Your task
What is the number of lines containing the word "Event"? Please answer with that number and nothing more.

Given records
======

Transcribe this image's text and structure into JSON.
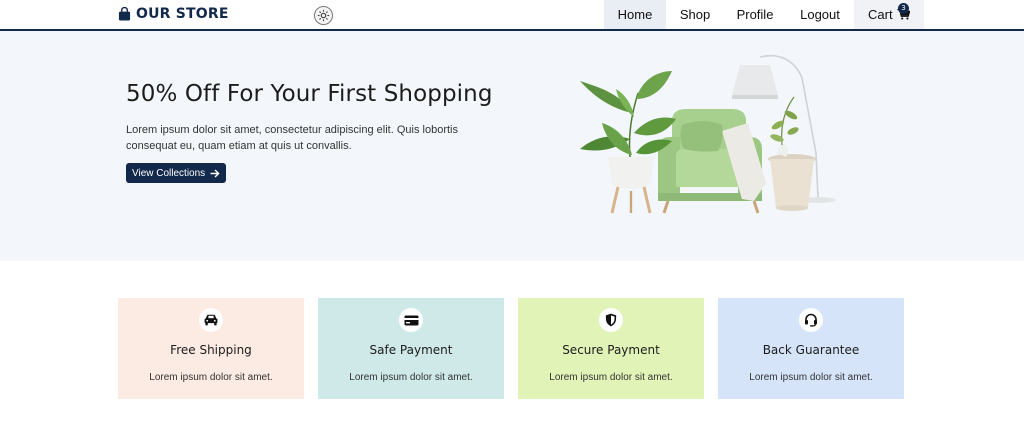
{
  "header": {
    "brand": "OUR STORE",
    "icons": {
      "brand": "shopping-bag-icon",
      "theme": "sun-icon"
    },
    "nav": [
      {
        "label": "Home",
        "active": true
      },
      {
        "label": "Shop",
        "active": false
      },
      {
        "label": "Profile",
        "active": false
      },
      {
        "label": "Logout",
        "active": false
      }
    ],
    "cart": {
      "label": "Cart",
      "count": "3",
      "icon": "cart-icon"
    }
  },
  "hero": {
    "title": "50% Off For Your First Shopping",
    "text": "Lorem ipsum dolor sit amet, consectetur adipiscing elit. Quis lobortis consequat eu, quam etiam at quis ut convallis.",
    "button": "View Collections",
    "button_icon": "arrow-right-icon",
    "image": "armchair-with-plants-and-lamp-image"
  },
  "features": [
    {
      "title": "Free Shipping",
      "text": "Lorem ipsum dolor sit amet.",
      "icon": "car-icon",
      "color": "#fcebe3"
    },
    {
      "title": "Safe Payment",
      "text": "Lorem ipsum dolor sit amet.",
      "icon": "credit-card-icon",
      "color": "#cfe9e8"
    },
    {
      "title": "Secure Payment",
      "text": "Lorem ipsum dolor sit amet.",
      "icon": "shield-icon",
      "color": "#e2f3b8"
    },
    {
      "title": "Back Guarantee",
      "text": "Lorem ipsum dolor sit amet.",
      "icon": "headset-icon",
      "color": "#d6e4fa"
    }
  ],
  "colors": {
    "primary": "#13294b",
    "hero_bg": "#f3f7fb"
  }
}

======

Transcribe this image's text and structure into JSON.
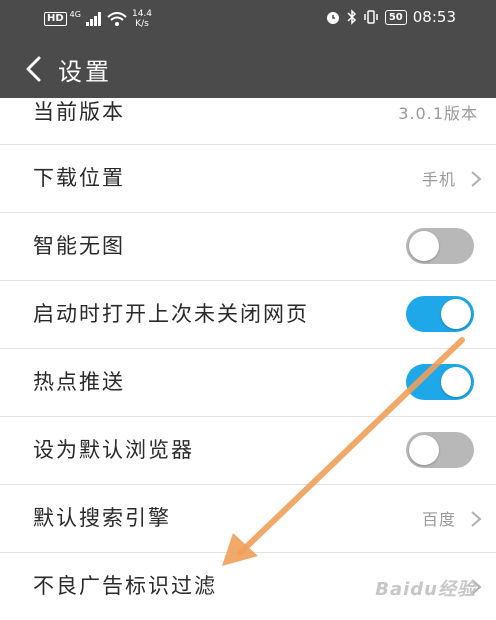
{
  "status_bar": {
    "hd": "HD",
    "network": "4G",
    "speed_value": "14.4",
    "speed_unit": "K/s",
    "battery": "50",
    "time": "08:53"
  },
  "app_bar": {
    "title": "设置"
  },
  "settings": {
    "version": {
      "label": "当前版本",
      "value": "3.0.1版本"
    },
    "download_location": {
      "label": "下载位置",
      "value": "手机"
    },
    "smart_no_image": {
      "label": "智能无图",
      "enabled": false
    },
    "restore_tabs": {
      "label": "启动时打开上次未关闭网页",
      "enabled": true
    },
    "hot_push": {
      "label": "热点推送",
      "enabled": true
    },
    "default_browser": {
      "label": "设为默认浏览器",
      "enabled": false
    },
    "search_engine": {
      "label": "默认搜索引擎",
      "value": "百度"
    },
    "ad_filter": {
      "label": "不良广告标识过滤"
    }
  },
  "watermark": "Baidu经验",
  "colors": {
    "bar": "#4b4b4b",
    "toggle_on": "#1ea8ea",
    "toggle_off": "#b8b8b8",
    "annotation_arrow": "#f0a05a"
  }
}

======

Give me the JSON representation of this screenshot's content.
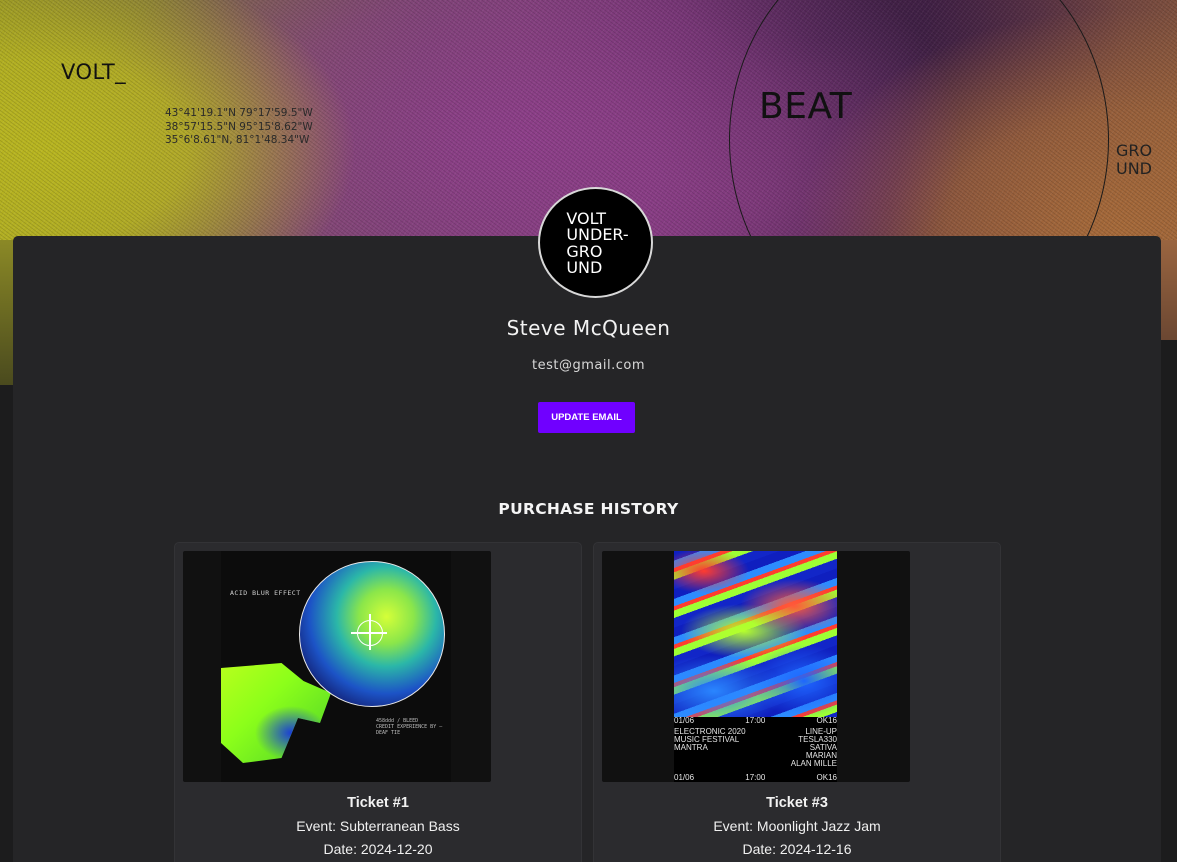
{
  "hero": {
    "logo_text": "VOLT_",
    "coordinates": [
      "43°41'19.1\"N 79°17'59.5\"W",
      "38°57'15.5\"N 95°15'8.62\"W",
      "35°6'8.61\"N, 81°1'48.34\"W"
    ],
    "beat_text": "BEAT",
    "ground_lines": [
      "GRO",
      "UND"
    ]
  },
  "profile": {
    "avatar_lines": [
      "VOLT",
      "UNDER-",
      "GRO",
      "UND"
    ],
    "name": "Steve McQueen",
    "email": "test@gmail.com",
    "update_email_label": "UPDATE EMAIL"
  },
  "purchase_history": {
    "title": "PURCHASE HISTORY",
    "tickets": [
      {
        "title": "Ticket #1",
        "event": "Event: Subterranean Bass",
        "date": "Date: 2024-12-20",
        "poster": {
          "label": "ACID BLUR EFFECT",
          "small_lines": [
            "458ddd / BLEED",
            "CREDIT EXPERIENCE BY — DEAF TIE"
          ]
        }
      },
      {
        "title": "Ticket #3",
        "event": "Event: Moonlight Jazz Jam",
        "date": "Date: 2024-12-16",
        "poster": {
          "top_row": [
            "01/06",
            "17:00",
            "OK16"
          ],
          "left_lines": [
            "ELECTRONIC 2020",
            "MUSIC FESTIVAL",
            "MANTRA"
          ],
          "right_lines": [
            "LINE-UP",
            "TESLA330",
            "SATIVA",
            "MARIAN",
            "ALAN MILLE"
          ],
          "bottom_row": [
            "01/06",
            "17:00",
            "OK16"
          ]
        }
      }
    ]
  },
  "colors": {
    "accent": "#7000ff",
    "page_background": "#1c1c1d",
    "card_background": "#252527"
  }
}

======

Task output
2